Material:
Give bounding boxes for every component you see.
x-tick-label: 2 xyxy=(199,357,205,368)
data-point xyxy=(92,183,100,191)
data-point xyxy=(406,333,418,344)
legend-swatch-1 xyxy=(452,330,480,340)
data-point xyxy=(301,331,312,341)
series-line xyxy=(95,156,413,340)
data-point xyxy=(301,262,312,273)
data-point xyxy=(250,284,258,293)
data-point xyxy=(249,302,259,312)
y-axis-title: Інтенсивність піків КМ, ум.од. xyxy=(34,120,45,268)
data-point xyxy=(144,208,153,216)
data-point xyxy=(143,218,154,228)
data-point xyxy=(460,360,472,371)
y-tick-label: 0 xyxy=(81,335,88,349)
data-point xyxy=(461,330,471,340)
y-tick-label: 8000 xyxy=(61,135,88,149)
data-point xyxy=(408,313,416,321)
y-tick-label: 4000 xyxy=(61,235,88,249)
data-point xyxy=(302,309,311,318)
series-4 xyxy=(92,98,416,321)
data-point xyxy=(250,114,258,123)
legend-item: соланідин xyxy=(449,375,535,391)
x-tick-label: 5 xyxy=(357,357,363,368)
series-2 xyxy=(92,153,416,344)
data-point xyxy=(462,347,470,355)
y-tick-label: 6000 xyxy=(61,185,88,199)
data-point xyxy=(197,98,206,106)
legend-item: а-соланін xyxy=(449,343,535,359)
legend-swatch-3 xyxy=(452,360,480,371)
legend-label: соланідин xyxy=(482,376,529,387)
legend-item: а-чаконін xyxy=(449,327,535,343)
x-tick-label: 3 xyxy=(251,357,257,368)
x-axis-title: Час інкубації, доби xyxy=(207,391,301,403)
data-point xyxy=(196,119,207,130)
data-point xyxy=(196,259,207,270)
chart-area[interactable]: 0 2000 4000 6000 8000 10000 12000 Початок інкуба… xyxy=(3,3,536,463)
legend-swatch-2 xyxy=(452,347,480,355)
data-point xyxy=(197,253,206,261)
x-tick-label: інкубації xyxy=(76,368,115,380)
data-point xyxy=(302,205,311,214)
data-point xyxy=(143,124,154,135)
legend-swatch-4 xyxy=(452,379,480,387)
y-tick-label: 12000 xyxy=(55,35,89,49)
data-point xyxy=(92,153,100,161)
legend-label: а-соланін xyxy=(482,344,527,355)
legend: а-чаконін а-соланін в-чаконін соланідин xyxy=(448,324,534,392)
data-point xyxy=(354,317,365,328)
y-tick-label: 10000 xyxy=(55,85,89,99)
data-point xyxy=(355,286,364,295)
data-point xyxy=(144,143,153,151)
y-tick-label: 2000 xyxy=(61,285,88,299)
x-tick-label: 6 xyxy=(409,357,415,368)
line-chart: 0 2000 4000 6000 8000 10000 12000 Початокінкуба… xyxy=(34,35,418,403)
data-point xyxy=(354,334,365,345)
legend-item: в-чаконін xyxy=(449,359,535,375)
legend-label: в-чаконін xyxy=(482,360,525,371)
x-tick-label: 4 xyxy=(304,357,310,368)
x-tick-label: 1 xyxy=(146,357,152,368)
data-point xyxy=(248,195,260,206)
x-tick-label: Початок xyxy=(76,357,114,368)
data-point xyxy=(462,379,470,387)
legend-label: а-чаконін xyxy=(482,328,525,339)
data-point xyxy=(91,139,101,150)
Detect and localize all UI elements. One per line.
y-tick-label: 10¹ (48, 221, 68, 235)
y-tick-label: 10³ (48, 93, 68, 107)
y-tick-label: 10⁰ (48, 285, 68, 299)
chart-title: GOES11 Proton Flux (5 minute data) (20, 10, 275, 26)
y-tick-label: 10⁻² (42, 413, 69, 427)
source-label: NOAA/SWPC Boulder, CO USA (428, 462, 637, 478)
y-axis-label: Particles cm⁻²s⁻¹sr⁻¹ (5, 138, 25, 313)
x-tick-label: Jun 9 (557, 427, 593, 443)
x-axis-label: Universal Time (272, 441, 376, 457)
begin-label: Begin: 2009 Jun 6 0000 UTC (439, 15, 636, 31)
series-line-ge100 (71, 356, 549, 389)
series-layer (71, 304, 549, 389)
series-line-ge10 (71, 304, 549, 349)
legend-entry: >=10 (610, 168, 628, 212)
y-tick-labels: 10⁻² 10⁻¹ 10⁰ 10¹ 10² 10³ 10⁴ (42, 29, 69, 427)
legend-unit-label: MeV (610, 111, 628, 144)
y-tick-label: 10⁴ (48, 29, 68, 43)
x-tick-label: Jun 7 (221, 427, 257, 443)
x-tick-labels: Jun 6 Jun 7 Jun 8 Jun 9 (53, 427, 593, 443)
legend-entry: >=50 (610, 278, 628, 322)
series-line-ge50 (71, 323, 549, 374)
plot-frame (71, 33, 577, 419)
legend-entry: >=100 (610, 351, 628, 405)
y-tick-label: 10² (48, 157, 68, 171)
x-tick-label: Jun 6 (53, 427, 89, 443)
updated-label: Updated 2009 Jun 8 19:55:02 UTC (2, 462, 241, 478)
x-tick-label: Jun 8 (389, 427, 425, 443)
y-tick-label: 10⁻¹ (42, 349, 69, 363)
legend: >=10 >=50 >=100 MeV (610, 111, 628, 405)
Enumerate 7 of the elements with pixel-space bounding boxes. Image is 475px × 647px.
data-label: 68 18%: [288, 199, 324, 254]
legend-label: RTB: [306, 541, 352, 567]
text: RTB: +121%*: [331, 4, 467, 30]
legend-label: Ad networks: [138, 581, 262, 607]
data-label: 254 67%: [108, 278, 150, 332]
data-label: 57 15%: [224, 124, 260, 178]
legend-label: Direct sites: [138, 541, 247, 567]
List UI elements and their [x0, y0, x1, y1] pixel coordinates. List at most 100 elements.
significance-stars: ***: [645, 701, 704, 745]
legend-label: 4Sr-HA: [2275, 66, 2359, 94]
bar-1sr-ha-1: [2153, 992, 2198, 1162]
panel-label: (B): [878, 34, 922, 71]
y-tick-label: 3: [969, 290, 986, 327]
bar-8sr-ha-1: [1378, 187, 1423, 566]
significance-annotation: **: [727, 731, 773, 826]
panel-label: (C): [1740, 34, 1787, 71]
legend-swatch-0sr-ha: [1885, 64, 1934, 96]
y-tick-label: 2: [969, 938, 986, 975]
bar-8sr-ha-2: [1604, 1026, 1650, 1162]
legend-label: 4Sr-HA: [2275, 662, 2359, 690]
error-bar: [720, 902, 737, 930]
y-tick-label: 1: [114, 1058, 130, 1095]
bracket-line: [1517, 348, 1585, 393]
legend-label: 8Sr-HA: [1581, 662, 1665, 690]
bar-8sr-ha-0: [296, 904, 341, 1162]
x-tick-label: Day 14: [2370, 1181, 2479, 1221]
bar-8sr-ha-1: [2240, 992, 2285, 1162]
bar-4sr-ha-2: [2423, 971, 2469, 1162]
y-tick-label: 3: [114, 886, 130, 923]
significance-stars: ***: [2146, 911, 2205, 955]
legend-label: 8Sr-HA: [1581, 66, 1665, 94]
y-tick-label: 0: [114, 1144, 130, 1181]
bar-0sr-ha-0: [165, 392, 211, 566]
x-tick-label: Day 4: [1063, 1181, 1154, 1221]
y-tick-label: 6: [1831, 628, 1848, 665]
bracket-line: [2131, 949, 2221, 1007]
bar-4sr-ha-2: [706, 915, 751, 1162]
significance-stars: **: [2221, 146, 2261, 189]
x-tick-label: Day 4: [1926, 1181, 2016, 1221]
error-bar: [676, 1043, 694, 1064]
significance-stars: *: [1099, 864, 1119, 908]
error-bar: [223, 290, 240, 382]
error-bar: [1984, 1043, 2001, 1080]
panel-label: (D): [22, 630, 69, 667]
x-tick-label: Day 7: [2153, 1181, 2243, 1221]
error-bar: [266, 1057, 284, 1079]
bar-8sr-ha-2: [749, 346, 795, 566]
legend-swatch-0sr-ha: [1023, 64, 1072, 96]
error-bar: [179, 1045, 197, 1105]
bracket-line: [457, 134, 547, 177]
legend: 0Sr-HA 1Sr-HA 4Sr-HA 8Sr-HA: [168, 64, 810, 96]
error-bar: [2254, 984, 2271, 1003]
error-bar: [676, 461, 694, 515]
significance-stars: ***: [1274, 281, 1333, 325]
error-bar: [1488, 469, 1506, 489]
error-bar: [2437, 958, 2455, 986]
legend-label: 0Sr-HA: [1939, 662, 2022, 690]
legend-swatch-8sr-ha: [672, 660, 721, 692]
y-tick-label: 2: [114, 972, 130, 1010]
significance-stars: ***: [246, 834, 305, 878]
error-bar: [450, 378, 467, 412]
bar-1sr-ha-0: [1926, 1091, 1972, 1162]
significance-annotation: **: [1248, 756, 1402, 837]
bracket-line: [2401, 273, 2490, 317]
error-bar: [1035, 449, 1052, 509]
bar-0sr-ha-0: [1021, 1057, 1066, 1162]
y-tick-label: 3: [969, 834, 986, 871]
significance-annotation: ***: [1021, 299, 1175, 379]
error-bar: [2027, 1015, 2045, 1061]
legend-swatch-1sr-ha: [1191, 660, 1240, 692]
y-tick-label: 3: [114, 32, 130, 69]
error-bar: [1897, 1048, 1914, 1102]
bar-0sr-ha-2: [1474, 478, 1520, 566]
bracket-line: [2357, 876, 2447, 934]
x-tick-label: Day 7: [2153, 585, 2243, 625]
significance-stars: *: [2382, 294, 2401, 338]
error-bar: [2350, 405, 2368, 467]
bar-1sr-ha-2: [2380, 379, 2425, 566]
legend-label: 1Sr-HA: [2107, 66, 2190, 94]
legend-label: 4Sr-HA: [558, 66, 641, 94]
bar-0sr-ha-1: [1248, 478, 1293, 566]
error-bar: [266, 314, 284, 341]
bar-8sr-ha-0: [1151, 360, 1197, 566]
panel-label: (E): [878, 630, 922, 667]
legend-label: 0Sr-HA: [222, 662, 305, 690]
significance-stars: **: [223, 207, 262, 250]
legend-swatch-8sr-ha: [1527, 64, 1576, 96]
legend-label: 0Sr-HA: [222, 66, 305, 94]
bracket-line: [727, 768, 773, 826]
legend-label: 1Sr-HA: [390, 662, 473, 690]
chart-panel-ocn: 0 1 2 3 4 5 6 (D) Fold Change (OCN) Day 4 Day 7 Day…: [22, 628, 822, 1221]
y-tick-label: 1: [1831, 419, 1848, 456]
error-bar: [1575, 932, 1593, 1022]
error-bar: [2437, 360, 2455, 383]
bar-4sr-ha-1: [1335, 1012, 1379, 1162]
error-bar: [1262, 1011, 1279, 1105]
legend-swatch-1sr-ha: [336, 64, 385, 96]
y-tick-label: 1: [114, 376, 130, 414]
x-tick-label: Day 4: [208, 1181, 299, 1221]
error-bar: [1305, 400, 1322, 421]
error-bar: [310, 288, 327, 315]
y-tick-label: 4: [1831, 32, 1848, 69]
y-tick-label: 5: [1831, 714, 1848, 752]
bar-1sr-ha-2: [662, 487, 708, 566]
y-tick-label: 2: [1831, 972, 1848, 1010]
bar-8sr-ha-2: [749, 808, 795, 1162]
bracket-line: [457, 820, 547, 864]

Exercise aim: Extract, word for word, the lines of the data that start at its first line and end with the line containing "data-point xyxy=(301,262,312,273)", including both of those lines.

Full response:
Give bounding boxes for every component you see.
x-tick-label: 2 xyxy=(199,357,205,368)
data-point xyxy=(92,183,100,191)
data-point xyxy=(406,333,418,344)
legend-swatch-1 xyxy=(452,330,480,340)
data-point xyxy=(301,331,312,341)
series-line xyxy=(95,156,413,340)
data-point xyxy=(301,262,312,273)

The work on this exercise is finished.